GravitonI came across John Duffield Quantum Computing SE via this hot question. I was curious to see an account with 1 reputation and a question with hundreds of upvotes. It turned out that the reason why he has so little reputation despite a massively popular question is that he was suspended. May I ...

11:28 AM
@Blue Could you merge the tags "phase-estimation" and "quantum-phase-estimation"?
11:56 AM
@Nelimee Do we need to merge? Currently, there's just one question with "phase-estimation" and another question with "quantum-phase-estimation". Might we as well use just one tag? (say just "phase-estimation")
I think they both convey the same meaning
@Nelimee I know. I'm saying that I could delete the "quantum-phase-estimation" tag instead
And replace it with "phase-estimation"
As you want :)
Okay, cool! Actually there are just too many tags beginning with "quantum"
It becomes a mess when you're searching for a particular tag
So I wanted to minimize the number of tags beginning with "quantum"
The quantum part is obvious since the site is about quantum computing ;)
Yup you are right :) I also added 3 tags excerpt, waiting for review =)
12:00 PM
@Blue 'merging', if I'm getting the terms right, is a specific single action that does exactly that and is generally preferable to editing tags on questions. Having said that, if it's just one question, it doesn't really matter although performing a proper merge is still probably preferable
@Mithrandir24601 Well, merging does create permanent tag synonyms I guess? Do we really need more synonyms beginning with "quantum"? :P
And yeah, it was simply a matter of 1 question, and that too, my question
@Nelimee In the review queue I approved all of them. Just approval from one more user is needed I suppose
Or @Mithrandir24601 could do it
Ha ok! :) Thanks =)
@Blue ah no, that's a different thing :P
You can do that as part of the merge process but it's optional
@Mithrandir24601 Do what?
12:09 PM
@Blue create synonyms
@Mithrandir24601 Oh, I didn't know that
@Mithrandir24601 Are synonymous tags on a question automatically replaced by the master tag? If so, you could add "quantum-phase-estimation" as a synonym for "phase-estimation"
□ □ □ □ □ □ □
### What you will do
1/ From the chat about merging tags, reproduce word for word the part that opens with the words containing "GravitonI came across" and closes with "you want :)".
2/ Answer these questions about the chat on merging tags:
(a) Which two tags did Nelimee ask to have merged?
(b) How many tag excerpts did Nelimee add?
(c) Blue wanted to minimize the number of what kind of tags?
3/ Continue the chat about merging tags from its last message.

### Collected material
□ □ □ □ □ □ □
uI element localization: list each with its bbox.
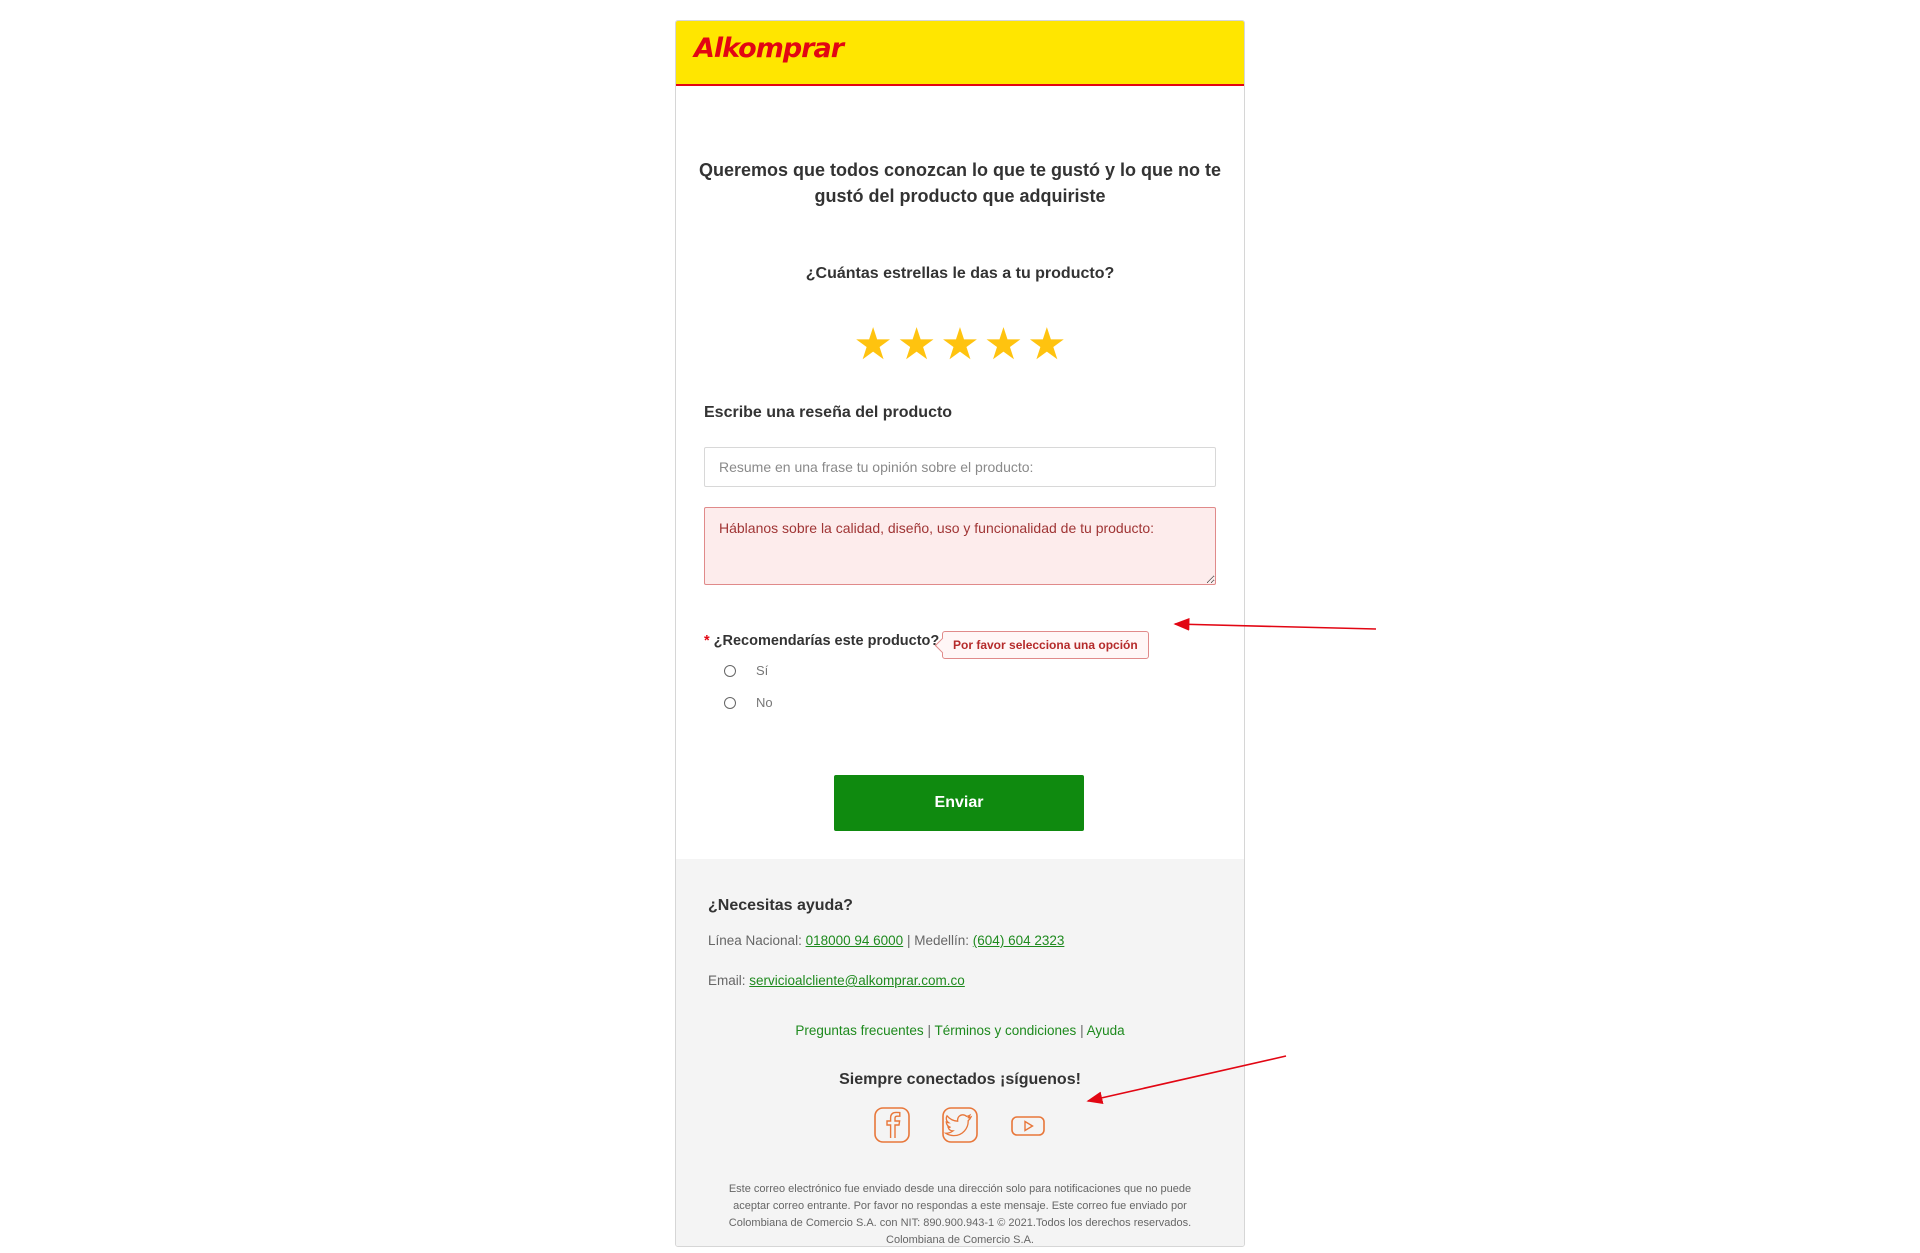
□ □ □ □ □ □ □
### Responses
1/
GravitonI came across John Duffield Quantum Computing SE via this hot question. I was curious to see an account with 1 reputation and a question with hundreds of upvotes. It turned out that the reason why he has so little reputation despite a massively popular question is that he was suspended. May I ...

11:28 AM
@Blue Could you merge the tags "phase-estimation" and "quantum-phase-estimation"?
11:56 AM
@Nelimee Do we need to merge? Currently, there's just one question with "phase-estimation" and another question with "quantum-phase-estimation". Might we as well use just one tag? (say just "phase-estimation")
I think they both convey the same meaning
@Nelimee I know. I'm saying that I could delete the "quantum-phase-estimation" tag instead
And replace it with "phase-estimation"
As you want :)

2/
(a) "phase-estimation" and "quantum-phase-estimation"
(b) 3
(c) Tags beginning with "quantum"

3/
Merging is taking all the questions with a specific tag and replacing that tag with a different one, on all those questions, on a tag level, without permanently changing anything about the underlying tags
@Blue yeah, you could do that. It generally requires votes, so it's probably not worth bothering when only one question has that tag
12:35 PM
@Blue You have a typo in quantumcomputing.stackexchange.com/questions/2564/… : the last Rzz is $R_zz$ and should be $R_{zz}$ :p
@Nelimee Corrected!
@glS That paper does have a few mistakes. We were discussing that. But on making some corrections, it does give the correct solution for the system of linear equations
The basic idea in the paper seems to be correct though
@Blue I'm puzzled about the removing of details in the latest version though. Also, they published the work in a weird journal.
I was puzzled too :P
Yep, they removed nearly all the interesting material x)
But well, if we can make it work, we're done ;)
12:42 PM
And their justification is not really clear
@Nelimee is it included in the published version (if you checked that)?
But after a few corrections, it worked so it's fine x)
What is included?
@Nelimee the details removed in the third arxiv version
@glS "Every hermitian matrix satisfy this property: more specifically, all and only Hermitian matrices have this property" ha? I though it was only a subset of the set of valid matrices ^^ Thanks for the precision :)
Based on version 2 it seems
12:45 PM
I'm not sure I understood your question... Are the removed parts published with the new paper? <- this is your question?
@Blue "Server is busy"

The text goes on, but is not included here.